YOUR TASK.
Find the string "image" in the entries and copy each line that has it.

RECORDED INFORMATION.
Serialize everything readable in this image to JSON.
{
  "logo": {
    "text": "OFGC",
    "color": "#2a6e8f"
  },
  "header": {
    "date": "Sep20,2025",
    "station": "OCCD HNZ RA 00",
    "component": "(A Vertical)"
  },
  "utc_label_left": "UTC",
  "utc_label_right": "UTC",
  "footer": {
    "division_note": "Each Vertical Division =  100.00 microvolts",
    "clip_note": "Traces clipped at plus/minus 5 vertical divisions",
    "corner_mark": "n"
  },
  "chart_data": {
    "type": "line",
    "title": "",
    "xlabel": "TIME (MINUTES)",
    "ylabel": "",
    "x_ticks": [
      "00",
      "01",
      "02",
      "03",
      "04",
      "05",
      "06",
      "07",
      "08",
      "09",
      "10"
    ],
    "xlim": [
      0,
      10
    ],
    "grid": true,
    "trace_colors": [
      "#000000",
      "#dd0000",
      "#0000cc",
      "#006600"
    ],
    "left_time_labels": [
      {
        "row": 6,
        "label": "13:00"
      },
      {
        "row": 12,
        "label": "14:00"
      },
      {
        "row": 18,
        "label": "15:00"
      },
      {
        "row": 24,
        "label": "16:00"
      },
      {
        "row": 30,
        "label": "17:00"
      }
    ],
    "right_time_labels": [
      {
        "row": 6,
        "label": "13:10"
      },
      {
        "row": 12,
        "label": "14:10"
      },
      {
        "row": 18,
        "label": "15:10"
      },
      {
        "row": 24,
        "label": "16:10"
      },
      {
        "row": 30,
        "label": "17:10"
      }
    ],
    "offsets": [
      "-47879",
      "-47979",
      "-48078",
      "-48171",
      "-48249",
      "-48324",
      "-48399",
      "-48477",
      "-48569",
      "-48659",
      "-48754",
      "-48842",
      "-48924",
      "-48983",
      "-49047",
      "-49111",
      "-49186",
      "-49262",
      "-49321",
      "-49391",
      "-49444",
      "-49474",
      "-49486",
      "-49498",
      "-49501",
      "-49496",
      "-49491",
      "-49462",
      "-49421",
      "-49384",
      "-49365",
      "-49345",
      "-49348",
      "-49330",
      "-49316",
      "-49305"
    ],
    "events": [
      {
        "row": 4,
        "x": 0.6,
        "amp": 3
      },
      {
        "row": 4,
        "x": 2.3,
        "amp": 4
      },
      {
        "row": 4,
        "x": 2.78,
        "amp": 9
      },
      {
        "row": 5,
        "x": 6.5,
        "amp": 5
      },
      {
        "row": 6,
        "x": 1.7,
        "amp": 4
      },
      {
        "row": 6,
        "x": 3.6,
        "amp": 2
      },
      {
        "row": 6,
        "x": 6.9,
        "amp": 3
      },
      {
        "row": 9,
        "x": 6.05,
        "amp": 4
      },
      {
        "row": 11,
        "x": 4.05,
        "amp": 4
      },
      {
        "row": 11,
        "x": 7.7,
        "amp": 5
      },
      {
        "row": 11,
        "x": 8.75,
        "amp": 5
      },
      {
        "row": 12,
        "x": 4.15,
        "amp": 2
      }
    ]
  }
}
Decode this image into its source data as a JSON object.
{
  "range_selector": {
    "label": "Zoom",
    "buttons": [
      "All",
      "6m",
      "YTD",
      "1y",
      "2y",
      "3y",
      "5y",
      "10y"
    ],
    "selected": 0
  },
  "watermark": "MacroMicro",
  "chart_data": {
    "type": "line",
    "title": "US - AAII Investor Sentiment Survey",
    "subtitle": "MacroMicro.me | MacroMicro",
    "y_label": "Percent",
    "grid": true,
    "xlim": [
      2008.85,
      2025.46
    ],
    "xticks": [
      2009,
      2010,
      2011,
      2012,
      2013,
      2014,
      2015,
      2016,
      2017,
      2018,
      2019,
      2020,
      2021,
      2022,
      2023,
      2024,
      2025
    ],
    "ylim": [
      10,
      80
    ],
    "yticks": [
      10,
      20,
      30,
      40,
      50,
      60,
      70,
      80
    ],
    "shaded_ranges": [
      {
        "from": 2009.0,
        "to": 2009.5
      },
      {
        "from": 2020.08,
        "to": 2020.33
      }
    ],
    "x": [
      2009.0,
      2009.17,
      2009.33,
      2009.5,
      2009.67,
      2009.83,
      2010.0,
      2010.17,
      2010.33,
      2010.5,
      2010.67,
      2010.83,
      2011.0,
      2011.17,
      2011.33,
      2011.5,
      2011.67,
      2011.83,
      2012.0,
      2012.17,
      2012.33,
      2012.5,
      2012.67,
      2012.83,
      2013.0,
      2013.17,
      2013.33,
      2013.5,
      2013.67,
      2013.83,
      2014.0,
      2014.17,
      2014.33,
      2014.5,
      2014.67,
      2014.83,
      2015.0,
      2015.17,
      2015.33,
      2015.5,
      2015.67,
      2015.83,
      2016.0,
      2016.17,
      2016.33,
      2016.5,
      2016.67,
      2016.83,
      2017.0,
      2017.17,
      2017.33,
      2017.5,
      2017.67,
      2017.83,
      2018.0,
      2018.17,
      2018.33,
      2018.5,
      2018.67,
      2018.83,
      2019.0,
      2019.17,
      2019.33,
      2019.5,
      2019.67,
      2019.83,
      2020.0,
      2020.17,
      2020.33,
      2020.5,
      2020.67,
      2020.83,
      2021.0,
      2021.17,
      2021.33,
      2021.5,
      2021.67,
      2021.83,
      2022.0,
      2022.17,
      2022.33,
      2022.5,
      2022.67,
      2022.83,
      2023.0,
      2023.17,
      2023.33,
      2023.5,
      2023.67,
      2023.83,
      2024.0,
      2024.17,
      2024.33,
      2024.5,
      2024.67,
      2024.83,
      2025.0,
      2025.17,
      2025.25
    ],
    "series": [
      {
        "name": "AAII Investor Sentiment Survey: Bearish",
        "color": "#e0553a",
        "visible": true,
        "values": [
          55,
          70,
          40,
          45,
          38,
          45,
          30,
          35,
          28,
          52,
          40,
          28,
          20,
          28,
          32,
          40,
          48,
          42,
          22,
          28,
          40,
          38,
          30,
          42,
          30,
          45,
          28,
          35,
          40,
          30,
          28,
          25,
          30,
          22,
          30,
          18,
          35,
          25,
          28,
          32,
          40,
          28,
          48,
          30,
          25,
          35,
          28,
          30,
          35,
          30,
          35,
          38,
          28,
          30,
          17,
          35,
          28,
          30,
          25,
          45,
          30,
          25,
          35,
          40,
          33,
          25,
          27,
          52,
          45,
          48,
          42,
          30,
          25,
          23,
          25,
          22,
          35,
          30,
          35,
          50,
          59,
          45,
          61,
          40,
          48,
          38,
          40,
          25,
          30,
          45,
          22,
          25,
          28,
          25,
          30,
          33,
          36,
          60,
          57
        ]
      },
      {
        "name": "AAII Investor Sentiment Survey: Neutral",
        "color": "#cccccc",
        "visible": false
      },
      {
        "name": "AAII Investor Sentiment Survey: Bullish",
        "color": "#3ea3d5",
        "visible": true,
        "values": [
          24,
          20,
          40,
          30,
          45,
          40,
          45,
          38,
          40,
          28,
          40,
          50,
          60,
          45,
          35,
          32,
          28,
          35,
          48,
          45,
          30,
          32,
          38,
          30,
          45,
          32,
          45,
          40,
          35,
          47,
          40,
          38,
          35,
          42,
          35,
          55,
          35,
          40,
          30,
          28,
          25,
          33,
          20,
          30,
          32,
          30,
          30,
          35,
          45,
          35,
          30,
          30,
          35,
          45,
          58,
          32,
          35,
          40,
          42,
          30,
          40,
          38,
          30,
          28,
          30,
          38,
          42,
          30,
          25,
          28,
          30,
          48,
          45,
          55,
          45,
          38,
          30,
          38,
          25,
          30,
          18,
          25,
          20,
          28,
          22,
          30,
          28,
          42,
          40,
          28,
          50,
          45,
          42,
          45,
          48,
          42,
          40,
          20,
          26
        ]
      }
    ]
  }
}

RESULT FOR THIS TASK.
Serialize everything readable in this image to JSON.
Decode this image into its source data as a JSON object.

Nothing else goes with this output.